**Written task**
Find "Give me the" in the records that follow; print that line and each subsequent line through the last one, verbatim and with nothing added.
•••••
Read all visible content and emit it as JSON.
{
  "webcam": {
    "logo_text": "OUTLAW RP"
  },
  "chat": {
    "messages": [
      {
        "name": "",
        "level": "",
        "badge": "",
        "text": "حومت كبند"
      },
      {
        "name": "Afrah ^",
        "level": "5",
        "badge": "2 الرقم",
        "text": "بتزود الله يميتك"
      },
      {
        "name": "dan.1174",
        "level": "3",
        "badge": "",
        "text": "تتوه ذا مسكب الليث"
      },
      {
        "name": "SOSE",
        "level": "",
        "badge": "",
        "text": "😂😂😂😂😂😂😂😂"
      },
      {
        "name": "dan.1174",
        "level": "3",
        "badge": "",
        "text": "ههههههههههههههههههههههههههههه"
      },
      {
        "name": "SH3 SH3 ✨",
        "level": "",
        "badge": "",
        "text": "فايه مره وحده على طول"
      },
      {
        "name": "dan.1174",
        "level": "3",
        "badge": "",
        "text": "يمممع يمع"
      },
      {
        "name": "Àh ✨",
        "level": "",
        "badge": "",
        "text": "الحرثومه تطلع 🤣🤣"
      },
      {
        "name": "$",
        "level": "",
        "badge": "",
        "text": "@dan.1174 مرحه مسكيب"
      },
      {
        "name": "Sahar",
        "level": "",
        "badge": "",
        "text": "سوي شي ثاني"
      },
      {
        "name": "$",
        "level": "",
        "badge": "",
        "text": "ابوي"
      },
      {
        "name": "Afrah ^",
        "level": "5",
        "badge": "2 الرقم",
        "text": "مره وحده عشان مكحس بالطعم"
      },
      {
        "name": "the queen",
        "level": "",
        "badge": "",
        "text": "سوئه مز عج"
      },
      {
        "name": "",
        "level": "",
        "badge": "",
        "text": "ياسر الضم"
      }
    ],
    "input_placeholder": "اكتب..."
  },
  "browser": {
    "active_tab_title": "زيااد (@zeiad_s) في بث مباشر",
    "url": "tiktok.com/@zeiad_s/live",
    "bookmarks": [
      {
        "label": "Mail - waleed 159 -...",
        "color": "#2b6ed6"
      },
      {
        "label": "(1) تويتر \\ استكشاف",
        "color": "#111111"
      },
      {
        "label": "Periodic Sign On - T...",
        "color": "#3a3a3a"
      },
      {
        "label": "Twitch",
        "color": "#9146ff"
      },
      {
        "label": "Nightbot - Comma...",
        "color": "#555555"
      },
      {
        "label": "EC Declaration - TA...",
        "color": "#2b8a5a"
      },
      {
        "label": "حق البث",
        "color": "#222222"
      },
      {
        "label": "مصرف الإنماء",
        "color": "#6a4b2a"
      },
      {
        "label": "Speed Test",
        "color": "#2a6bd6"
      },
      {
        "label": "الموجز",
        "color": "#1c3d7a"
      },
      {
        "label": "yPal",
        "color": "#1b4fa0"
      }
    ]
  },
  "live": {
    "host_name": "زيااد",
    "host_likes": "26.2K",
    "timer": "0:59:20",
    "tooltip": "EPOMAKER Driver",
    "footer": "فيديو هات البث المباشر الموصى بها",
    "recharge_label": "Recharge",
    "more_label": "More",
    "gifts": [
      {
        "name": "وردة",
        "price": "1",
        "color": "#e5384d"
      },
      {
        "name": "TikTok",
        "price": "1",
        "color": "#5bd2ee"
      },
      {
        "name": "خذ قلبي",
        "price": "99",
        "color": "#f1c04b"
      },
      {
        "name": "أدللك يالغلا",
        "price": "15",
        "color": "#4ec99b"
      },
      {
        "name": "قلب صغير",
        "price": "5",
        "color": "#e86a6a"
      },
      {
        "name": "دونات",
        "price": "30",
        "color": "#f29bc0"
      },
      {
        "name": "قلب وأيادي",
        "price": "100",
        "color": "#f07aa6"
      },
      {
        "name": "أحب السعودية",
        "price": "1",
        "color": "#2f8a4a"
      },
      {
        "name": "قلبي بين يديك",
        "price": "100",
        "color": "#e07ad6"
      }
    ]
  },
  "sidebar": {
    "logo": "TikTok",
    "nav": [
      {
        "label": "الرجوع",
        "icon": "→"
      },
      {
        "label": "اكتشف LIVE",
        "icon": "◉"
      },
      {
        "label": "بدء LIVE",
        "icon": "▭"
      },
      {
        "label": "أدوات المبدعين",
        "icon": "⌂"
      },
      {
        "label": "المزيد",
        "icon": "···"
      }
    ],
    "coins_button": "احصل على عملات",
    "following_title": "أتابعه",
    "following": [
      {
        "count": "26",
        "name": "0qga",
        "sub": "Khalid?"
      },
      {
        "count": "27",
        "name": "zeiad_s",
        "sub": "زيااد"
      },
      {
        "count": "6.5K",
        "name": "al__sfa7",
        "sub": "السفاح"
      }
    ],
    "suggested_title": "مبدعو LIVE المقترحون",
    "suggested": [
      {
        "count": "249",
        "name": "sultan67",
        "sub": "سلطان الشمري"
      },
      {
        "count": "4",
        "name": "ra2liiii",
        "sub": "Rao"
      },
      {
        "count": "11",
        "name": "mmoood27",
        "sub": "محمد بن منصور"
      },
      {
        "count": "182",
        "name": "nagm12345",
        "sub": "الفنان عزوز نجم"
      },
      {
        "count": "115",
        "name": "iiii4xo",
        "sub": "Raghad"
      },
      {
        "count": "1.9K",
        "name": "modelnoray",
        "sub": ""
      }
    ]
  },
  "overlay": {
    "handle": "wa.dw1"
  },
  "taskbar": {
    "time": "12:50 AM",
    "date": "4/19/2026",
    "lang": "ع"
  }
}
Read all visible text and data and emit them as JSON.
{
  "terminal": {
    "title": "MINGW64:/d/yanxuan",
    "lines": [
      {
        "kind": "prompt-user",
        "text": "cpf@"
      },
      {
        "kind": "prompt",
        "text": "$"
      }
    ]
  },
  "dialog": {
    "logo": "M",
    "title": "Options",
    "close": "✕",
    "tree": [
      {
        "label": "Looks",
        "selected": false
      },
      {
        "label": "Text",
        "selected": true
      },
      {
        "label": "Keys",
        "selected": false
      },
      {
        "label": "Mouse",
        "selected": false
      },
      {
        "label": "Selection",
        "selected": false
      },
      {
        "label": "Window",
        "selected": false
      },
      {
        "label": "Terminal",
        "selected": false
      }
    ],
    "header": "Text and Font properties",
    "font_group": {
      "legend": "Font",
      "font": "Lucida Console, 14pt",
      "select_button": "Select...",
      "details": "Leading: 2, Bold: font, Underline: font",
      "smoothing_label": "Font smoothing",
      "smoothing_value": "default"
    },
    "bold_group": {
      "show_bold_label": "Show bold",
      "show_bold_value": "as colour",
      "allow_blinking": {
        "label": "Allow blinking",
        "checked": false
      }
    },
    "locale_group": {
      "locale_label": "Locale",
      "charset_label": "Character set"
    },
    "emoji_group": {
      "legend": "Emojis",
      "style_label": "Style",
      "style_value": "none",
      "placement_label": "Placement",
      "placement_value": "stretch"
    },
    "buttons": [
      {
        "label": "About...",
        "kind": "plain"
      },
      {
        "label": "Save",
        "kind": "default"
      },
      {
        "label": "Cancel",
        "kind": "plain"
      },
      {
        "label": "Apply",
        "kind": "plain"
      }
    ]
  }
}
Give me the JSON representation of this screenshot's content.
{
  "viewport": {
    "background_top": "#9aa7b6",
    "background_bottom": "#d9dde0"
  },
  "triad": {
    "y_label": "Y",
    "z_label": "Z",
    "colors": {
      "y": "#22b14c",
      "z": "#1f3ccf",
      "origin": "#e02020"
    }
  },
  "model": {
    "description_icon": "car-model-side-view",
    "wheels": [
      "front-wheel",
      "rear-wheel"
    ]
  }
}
•••••
**Exercise response**
Give me the JSON representation of this screenshot's content.
{
  "viewport": {
    "background_top": "#9aa7b6",
    "background_bottom": "#d9dde0"
  },
  "triad": {
    "y_label": "Y",
    "z_label": "Z",
    "colors": {
      "y": "#22b14c",
      "z": "#1f3ccf",
      "origin": "#e02020"
    }
  },
  "model": {
    "description_icon": "car-model-side-view",
    "wheels": [
      "front-wheel",
      "rear-wheel"
    ]
  }
}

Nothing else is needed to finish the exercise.